[Records supplied Boundary: Start]
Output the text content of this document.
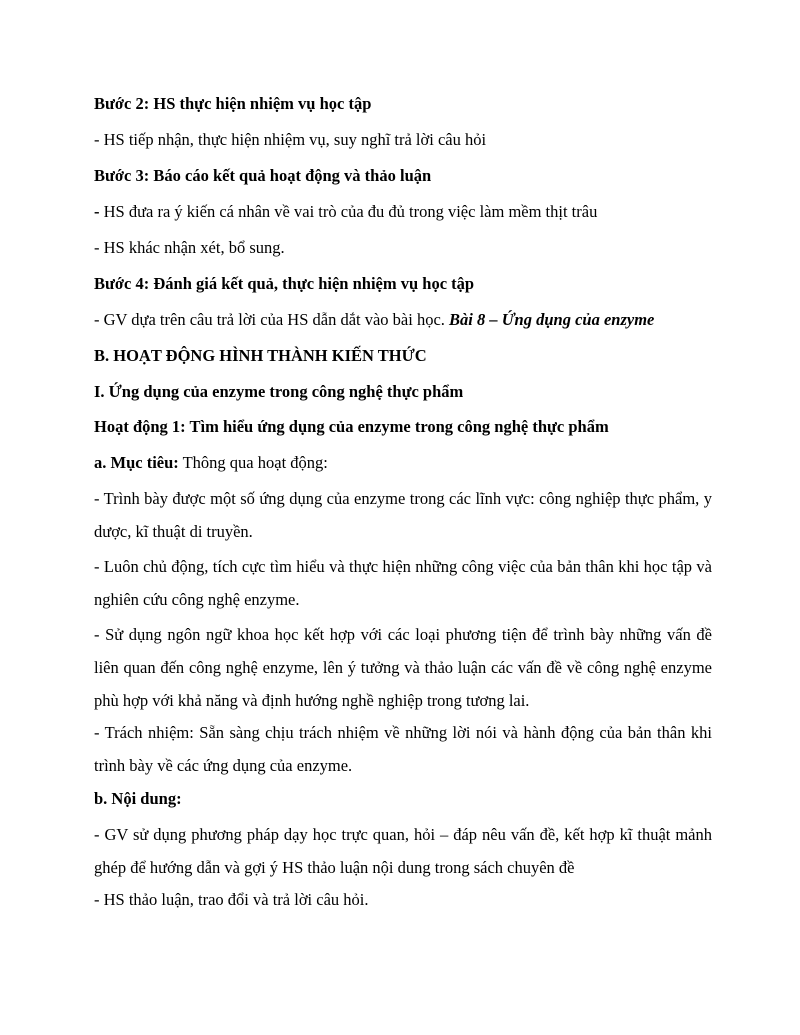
Bước 2: HS thực hiện nhiệm vụ học tập
- HS tiếp nhận, thực hiện nhiệm vụ, suy nghĩ trả lời câu hỏi
Bước 3: Báo cáo kết quả hoạt động và thảo luận
- HS đưa ra ý kiến cá nhân về vai trò của đu đủ trong việc làm mềm thịt trâu
- HS khác nhận xét, bổ sung.
Bước 4: Đánh giá kết quả, thực hiện nhiệm vụ học tập
- GV dựa trên câu trả lời của HS dẫn dắt vào bài học. Bài 8 – Ứng dụng của enzyme
B. HOẠT ĐỘNG HÌNH THÀNH KIẾN THỨC
I. Ứng dụng của enzyme trong công nghệ thực phẩm
Hoạt động 1: Tìm hiểu ứng dụng của enzyme trong công nghệ thực phẩm
a. Mục tiêu: Thông qua hoạt động:
- Trình bày được một số ứng dụng của enzyme trong các lĩnh vực: công nghiệp thực phẩm, y dược, kĩ thuật di truyền.
- Luôn chủ động, tích cực tìm hiểu và thực hiện những công việc của bản thân khi học tập và nghiên cứu công nghệ enzyme.
- Sử dụng ngôn ngữ khoa học kết hợp với các loại phương tiện để trình bày những vấn đề liên quan đến công nghệ enzyme, lên ý tưởng và thảo luận các vấn đề về công nghệ enzyme phù hợp với khả năng và định hướng nghề nghiệp trong tương lai.
- Trách nhiệm: Sẵn sàng chịu trách nhiệm về những lời nói và hành động của bản thân khi trình bày về các ứng dụng của enzyme.
b. Nội dung:
- GV sử dụng phương pháp dạy học trực quan, hỏi – đáp nêu vấn đề, kết hợp kĩ thuật mảnh ghép để hướng dẫn và gợi ý HS thảo luận nội dung trong sách chuyên đề
- HS thảo luận, trao đổi và trả lời câu hỏi.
[Records supplied Boundary: End]
Activity - Could you repeat each line above exactly as written? Omit the pictures.

Task result -
Output the text content of this document.
Bước 2: HS thực hiện nhiệm vụ học tập
- HS tiếp nhận, thực hiện nhiệm vụ, suy nghĩ trả lời câu hỏi
Bước 3: Báo cáo kết quả hoạt động và thảo luận
- HS đưa ra ý kiến cá nhân về vai trò của đu đủ trong việc làm mềm thịt trâu
- HS khác nhận xét, bổ sung.
Bước 4: Đánh giá kết quả, thực hiện nhiệm vụ học tập
- GV dựa trên câu trả lời của HS dẫn dắt vào bài học. Bài 8 – Ứng dụng của enzyme
B. HOẠT ĐỘNG HÌNH THÀNH KIẾN THỨC
I. Ứng dụng của enzyme trong công nghệ thực phẩm
Hoạt động 1: Tìm hiểu ứng dụng của enzyme trong công nghệ thực phẩm
a. Mục tiêu: Thông qua hoạt động:
- Trình bày được một số ứng dụng của enzyme trong các lĩnh vực: công nghiệp thực phẩm, y dược, kĩ thuật di truyền.
- Luôn chủ động, tích cực tìm hiểu và thực hiện những công việc của bản thân khi học tập và nghiên cứu công nghệ enzyme.
- Sử dụng ngôn ngữ khoa học kết hợp với các loại phương tiện để trình bày những vấn đề liên quan đến công nghệ enzyme, lên ý tưởng và thảo luận các vấn đề về công nghệ enzyme phù hợp với khả năng và định hướng nghề nghiệp trong tương lai.
- Trách nhiệm: Sẵn sàng chịu trách nhiệm về những lời nói và hành động của bản thân khi trình bày về các ứng dụng của enzyme.
b. Nội dung:
- GV sử dụng phương pháp dạy học trực quan, hỏi – đáp nêu vấn đề, kết hợp kĩ thuật mảnh ghép để hướng dẫn và gợi ý HS thảo luận nội dung trong sách chuyên đề
- HS thảo luận, trao đổi và trả lời câu hỏi.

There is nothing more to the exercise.